***** Given data *****

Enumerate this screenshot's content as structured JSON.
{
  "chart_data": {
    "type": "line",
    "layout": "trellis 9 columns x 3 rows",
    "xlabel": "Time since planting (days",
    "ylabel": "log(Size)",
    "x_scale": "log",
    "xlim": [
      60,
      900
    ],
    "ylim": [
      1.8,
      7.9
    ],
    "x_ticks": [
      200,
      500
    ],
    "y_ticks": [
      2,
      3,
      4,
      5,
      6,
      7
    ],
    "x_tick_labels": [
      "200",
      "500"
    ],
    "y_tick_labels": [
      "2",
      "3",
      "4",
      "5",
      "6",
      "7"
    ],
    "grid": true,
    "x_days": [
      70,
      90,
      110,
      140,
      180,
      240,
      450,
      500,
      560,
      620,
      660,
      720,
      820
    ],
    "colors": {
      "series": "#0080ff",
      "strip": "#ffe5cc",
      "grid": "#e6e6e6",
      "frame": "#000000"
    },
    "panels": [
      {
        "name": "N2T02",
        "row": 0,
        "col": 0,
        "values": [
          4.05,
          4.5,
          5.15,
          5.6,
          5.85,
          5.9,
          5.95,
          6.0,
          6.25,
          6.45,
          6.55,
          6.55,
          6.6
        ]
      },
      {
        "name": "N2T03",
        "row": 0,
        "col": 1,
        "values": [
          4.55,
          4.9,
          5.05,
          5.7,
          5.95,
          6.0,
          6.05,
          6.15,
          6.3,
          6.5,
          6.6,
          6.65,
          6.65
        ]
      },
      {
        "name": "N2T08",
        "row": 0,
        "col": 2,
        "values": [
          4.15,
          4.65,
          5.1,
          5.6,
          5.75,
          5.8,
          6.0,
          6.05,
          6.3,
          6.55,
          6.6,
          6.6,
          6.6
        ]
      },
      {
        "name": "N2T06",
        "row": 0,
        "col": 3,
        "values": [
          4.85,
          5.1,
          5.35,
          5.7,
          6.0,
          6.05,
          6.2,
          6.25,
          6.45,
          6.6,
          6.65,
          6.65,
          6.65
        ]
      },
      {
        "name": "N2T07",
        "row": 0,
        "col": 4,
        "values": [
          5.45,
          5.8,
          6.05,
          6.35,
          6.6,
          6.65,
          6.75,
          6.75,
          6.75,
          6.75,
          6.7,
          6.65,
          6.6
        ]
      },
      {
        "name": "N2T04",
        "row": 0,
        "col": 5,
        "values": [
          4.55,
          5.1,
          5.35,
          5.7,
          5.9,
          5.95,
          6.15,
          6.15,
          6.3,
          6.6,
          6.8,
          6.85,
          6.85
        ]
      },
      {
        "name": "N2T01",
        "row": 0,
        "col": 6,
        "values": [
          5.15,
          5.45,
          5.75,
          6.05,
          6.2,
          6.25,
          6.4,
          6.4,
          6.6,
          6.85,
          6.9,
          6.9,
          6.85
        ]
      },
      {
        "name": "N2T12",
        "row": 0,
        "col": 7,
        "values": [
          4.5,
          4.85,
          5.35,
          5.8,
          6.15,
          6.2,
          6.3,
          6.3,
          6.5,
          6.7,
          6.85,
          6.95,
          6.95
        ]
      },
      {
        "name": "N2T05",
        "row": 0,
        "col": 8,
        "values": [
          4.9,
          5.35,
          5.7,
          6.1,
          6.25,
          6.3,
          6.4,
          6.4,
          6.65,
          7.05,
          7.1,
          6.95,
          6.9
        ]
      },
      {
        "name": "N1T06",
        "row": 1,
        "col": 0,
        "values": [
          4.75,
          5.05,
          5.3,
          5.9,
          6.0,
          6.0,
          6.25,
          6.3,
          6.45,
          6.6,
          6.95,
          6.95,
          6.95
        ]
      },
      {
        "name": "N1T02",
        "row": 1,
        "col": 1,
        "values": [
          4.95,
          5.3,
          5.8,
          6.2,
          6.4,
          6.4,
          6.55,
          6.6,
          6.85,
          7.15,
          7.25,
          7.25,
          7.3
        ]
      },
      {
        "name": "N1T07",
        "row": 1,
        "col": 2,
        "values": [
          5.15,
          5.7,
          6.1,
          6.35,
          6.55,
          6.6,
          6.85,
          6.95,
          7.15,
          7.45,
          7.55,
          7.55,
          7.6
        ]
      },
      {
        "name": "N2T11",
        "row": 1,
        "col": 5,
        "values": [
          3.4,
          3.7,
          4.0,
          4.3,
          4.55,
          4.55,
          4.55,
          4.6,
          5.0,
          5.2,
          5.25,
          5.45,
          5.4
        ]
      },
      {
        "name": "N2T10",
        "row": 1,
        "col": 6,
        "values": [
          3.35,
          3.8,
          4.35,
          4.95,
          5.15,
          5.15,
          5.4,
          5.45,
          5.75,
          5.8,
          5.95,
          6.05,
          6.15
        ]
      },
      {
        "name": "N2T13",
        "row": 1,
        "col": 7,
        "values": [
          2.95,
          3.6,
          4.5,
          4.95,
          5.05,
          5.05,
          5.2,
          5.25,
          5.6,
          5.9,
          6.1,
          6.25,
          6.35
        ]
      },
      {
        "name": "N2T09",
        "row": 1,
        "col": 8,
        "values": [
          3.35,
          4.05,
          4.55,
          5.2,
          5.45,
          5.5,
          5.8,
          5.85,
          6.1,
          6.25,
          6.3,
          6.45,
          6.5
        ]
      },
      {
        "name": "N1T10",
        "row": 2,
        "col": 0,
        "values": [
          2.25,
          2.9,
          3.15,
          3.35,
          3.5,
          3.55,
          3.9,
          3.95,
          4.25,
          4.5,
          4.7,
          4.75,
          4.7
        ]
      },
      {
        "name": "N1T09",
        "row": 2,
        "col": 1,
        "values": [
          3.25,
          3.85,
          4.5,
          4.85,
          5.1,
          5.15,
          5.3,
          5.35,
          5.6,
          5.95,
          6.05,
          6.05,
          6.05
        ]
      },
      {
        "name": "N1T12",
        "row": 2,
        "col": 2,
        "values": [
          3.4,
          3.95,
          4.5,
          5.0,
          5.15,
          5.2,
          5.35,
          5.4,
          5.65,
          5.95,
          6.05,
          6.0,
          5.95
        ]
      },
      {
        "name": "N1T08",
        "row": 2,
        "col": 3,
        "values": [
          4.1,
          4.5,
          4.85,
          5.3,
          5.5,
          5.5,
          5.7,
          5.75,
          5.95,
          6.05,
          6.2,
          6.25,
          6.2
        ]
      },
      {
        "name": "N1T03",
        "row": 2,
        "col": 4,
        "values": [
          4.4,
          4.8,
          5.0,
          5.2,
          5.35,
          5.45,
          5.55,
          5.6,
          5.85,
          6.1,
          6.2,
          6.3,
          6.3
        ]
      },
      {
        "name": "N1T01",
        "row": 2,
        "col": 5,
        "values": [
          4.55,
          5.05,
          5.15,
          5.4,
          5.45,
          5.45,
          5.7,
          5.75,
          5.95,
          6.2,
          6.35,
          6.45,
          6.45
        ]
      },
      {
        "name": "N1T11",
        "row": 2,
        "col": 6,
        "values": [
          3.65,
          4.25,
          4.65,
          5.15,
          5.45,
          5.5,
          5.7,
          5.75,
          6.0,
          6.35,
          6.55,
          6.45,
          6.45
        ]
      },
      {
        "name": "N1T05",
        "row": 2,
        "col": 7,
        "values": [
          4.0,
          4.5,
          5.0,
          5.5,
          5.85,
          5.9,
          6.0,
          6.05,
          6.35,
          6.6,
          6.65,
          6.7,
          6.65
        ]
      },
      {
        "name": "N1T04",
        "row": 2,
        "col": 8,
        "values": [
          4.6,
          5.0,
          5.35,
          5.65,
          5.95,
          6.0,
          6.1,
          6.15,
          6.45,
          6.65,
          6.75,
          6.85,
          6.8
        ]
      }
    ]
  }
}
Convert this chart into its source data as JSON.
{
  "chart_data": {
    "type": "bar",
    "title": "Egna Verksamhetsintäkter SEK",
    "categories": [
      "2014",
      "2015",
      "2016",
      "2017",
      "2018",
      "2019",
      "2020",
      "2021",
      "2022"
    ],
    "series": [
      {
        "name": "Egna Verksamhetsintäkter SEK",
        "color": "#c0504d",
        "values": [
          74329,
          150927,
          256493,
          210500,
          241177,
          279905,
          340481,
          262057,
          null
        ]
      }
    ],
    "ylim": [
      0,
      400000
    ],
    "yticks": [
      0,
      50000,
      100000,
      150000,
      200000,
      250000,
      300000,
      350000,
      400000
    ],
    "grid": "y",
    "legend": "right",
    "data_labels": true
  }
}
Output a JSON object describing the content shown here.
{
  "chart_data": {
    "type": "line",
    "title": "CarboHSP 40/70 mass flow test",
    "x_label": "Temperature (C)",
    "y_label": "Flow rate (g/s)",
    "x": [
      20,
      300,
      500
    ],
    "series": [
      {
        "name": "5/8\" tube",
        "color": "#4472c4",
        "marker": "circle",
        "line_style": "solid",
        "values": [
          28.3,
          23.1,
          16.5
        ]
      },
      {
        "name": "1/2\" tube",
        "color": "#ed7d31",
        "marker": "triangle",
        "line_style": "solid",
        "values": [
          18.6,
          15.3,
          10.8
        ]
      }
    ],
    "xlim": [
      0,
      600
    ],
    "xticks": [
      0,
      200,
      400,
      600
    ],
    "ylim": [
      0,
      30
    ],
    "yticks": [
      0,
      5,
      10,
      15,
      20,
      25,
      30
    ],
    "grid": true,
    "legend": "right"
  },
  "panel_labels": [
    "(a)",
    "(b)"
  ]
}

*****

Exercise task:
Copy every line above in which the string "Verksamhetsintäkter" shows up.

Full solution:
    "title": "Egna Verksamhetsintäkter SEK",
        "name": "Egna Verksamhetsintäkter SEK",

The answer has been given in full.